> _THE TASK_
Copy each line below in which the string "this" occurs.

> _DATA ENTRIES_
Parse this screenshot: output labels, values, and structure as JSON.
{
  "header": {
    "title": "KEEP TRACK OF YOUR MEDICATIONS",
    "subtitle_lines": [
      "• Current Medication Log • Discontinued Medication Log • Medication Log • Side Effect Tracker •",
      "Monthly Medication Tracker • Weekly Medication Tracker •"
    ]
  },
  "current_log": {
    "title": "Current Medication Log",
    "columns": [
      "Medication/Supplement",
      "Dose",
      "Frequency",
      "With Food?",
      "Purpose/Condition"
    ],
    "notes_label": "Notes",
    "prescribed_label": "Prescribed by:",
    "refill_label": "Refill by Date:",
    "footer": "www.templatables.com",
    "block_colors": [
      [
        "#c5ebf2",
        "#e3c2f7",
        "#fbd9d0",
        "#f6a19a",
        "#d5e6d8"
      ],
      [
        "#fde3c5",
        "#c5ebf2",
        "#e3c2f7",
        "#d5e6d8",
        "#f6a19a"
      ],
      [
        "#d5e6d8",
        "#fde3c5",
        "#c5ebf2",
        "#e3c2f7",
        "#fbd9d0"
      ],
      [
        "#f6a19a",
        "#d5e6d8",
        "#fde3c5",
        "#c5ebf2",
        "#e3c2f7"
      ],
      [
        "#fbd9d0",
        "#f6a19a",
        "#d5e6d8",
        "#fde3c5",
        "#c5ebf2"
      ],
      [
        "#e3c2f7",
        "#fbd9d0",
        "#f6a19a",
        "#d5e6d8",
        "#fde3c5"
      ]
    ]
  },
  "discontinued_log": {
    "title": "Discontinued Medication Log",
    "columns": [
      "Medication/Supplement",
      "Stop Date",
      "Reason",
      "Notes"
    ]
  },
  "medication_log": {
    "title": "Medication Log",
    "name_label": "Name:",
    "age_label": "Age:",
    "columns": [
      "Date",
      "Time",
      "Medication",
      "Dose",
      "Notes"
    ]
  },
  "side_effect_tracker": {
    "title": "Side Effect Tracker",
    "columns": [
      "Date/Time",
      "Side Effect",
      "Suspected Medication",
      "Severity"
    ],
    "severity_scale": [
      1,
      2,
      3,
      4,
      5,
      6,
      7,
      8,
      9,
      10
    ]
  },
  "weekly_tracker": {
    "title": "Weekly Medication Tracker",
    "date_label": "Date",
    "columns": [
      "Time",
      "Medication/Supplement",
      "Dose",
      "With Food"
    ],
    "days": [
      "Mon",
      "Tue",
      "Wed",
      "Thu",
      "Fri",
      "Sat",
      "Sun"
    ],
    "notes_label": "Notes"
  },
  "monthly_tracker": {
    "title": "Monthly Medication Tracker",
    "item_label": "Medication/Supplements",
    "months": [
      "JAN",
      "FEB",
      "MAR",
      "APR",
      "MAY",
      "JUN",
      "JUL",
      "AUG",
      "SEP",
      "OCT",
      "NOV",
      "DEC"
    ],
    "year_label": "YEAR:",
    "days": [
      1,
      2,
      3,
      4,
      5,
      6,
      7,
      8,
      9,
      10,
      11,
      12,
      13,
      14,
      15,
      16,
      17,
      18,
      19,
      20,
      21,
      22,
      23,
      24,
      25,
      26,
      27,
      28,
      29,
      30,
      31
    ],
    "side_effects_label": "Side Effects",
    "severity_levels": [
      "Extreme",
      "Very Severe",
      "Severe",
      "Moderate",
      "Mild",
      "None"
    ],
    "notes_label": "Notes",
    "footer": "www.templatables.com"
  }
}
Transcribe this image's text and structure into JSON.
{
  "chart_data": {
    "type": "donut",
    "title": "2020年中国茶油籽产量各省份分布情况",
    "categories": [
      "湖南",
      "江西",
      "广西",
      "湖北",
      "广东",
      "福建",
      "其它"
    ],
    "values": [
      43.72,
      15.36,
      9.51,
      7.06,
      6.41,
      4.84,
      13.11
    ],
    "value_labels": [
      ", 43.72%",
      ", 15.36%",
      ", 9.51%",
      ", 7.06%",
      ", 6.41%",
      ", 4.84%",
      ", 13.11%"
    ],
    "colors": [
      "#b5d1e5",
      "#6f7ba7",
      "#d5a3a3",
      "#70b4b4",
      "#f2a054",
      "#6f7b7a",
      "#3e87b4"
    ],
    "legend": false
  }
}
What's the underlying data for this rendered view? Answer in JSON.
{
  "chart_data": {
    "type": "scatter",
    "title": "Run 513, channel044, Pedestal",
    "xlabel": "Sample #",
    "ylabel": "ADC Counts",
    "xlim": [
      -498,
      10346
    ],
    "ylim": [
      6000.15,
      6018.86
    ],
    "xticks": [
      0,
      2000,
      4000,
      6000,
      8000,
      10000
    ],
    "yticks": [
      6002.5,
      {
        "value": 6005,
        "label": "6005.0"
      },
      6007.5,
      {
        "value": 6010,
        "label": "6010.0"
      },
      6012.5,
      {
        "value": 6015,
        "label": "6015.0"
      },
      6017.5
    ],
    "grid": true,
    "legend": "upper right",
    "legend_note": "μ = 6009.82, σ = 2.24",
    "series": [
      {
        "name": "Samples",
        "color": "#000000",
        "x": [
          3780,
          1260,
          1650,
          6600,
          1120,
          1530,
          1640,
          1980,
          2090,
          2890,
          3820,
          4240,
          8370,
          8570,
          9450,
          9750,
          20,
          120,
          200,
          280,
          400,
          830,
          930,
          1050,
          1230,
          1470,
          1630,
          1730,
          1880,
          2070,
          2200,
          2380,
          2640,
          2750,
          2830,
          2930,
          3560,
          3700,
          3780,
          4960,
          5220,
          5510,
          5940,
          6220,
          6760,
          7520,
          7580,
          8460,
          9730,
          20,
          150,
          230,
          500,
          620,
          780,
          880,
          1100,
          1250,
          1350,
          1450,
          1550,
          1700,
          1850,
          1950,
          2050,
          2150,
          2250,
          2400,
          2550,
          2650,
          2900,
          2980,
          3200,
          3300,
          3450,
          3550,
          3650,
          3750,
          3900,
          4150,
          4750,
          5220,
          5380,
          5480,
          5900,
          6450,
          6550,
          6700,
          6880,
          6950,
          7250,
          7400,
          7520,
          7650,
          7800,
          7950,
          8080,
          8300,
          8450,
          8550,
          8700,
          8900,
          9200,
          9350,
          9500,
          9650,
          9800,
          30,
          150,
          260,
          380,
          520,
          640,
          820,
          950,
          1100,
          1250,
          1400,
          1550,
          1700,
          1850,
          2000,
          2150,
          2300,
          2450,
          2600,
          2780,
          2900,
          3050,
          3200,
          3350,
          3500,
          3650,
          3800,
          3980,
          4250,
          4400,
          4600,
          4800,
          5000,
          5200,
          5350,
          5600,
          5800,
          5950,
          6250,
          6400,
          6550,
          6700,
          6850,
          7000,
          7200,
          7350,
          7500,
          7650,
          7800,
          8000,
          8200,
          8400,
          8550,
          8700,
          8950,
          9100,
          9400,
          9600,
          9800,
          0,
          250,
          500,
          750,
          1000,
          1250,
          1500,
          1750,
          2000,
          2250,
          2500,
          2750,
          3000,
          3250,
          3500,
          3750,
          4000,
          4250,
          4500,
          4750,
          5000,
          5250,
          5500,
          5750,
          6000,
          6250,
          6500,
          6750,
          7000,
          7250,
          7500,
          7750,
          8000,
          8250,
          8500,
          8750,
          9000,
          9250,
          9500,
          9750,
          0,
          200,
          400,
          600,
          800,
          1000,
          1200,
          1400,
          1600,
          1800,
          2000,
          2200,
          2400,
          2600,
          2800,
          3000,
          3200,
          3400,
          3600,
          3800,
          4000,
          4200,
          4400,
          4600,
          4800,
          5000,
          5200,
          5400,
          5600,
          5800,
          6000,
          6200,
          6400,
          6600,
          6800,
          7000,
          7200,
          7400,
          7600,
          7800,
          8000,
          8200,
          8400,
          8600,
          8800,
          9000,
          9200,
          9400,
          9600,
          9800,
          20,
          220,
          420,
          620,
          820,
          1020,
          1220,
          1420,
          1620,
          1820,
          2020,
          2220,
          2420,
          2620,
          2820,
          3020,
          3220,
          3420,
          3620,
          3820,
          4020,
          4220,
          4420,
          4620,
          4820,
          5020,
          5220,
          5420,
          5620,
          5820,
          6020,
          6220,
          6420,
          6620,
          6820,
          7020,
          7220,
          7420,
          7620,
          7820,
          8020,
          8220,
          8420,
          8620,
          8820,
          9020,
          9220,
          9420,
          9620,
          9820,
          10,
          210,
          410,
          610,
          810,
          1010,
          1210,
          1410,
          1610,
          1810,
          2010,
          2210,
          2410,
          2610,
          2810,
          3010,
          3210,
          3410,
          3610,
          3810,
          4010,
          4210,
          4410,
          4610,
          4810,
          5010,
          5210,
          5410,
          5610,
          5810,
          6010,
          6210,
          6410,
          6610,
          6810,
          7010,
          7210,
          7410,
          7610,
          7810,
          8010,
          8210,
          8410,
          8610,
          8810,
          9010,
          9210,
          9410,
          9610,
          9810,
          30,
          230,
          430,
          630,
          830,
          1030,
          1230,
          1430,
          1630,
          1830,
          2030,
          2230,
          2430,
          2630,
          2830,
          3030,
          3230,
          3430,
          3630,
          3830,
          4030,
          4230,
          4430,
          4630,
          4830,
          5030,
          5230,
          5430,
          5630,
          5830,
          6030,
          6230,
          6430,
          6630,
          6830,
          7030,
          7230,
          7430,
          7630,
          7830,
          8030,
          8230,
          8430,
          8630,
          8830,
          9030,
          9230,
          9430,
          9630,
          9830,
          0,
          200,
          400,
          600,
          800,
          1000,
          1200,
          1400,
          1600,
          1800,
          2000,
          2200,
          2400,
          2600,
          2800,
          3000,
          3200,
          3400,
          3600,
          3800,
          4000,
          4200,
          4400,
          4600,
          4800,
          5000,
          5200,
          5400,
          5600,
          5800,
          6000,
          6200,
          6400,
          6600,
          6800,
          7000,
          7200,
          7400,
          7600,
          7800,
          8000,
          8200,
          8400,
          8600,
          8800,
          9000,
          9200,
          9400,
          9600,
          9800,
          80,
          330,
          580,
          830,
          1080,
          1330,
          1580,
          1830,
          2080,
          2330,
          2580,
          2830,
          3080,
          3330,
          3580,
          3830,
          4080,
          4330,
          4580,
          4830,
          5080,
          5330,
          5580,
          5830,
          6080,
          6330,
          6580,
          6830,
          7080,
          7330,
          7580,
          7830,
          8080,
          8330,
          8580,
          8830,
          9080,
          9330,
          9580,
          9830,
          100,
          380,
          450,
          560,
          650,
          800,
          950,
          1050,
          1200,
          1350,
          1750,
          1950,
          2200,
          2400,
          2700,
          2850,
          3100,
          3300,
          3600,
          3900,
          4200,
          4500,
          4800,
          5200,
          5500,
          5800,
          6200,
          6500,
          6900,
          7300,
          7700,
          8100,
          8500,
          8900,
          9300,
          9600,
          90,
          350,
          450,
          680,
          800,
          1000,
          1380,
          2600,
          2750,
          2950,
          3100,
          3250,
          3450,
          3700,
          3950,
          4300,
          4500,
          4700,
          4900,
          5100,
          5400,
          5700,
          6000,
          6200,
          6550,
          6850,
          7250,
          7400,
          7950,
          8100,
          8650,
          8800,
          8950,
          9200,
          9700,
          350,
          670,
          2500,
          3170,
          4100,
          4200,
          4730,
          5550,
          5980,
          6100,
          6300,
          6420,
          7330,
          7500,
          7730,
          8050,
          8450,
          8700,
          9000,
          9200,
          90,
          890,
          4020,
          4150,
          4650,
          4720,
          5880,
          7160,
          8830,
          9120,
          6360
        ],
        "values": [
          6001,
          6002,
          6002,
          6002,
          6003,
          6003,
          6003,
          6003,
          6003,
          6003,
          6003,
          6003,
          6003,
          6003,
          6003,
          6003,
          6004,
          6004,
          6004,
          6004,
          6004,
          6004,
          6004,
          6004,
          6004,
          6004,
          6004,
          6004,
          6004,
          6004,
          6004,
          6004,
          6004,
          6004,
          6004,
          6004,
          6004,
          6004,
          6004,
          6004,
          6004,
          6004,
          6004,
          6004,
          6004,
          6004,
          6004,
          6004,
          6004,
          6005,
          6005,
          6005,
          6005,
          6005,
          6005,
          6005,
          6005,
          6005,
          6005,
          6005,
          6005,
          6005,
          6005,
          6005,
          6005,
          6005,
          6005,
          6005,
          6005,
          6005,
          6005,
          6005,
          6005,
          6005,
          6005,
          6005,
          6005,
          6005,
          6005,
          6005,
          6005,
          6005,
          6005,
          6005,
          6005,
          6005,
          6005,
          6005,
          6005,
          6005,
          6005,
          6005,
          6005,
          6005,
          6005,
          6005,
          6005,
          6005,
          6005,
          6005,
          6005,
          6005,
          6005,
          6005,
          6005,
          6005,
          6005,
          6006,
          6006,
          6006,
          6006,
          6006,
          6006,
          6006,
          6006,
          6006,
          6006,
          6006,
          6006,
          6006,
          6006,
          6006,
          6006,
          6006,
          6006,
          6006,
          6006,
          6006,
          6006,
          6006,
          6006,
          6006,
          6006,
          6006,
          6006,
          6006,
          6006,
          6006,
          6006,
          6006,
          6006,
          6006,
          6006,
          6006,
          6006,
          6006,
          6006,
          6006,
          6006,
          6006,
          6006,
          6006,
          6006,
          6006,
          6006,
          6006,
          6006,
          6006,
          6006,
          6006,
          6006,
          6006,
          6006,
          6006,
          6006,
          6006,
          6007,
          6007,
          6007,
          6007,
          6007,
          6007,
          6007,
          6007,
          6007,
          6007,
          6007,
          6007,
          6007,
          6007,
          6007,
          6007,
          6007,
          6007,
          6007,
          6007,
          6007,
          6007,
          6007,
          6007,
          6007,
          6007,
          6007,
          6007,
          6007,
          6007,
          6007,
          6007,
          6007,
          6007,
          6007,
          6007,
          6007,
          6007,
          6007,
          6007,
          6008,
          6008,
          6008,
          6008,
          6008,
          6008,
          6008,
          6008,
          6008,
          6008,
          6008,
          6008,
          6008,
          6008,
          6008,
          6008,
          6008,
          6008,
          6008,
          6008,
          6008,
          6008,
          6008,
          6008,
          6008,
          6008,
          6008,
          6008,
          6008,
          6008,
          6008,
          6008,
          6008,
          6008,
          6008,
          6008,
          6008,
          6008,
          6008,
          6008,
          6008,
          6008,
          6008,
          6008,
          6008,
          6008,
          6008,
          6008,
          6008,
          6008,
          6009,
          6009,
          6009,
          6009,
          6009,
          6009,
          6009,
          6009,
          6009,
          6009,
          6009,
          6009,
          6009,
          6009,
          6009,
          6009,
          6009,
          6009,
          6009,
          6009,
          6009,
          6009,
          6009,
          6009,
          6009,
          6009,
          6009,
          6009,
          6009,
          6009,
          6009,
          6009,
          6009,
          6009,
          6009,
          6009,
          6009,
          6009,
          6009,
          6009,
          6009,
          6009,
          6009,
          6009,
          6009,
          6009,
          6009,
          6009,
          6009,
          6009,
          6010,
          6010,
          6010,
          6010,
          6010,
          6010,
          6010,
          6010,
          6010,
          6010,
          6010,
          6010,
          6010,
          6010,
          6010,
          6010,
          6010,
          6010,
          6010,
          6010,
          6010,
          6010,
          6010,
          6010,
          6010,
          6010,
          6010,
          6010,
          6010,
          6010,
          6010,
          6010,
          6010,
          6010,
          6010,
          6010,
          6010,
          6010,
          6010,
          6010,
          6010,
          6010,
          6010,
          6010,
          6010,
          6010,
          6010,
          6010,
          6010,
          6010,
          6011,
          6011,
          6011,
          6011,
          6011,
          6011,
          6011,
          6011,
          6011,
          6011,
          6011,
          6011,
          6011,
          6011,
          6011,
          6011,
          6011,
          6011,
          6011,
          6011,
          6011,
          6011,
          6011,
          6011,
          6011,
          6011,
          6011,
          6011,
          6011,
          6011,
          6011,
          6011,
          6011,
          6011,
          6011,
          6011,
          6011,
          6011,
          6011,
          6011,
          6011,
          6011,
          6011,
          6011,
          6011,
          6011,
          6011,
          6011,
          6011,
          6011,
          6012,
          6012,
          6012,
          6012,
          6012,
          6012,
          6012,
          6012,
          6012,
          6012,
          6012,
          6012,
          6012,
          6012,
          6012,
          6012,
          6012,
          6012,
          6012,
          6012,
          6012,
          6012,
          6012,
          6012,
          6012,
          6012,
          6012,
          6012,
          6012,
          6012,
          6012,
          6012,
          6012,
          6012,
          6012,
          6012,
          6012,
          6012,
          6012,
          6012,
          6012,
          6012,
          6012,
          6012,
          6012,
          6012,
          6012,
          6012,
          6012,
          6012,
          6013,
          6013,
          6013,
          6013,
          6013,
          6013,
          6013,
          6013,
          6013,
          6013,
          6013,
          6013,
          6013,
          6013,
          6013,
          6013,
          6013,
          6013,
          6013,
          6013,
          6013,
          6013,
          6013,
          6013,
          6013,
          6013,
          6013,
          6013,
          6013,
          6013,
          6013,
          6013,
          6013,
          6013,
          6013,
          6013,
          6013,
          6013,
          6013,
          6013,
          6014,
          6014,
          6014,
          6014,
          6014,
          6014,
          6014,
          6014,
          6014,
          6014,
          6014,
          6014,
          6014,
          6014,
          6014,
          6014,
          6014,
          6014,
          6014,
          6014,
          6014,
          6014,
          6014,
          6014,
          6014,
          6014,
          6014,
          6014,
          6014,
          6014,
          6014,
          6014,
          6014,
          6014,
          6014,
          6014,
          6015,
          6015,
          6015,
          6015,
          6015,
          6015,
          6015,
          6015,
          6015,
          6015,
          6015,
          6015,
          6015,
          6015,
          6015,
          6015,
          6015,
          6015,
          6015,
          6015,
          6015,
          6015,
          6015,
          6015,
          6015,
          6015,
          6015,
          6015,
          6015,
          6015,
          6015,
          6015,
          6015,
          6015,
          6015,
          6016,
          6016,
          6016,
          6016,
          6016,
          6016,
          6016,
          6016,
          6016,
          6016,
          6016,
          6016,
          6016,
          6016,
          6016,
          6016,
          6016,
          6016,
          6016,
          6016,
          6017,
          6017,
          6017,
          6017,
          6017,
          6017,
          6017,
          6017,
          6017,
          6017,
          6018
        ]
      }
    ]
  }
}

> _FULL SOLUTION_
Parse this screenshot: output labels, values, and structure as JSON.
Transcribe this image's text and structure into JSON.
What's the underlying data for this rendered view? Answer in JSON.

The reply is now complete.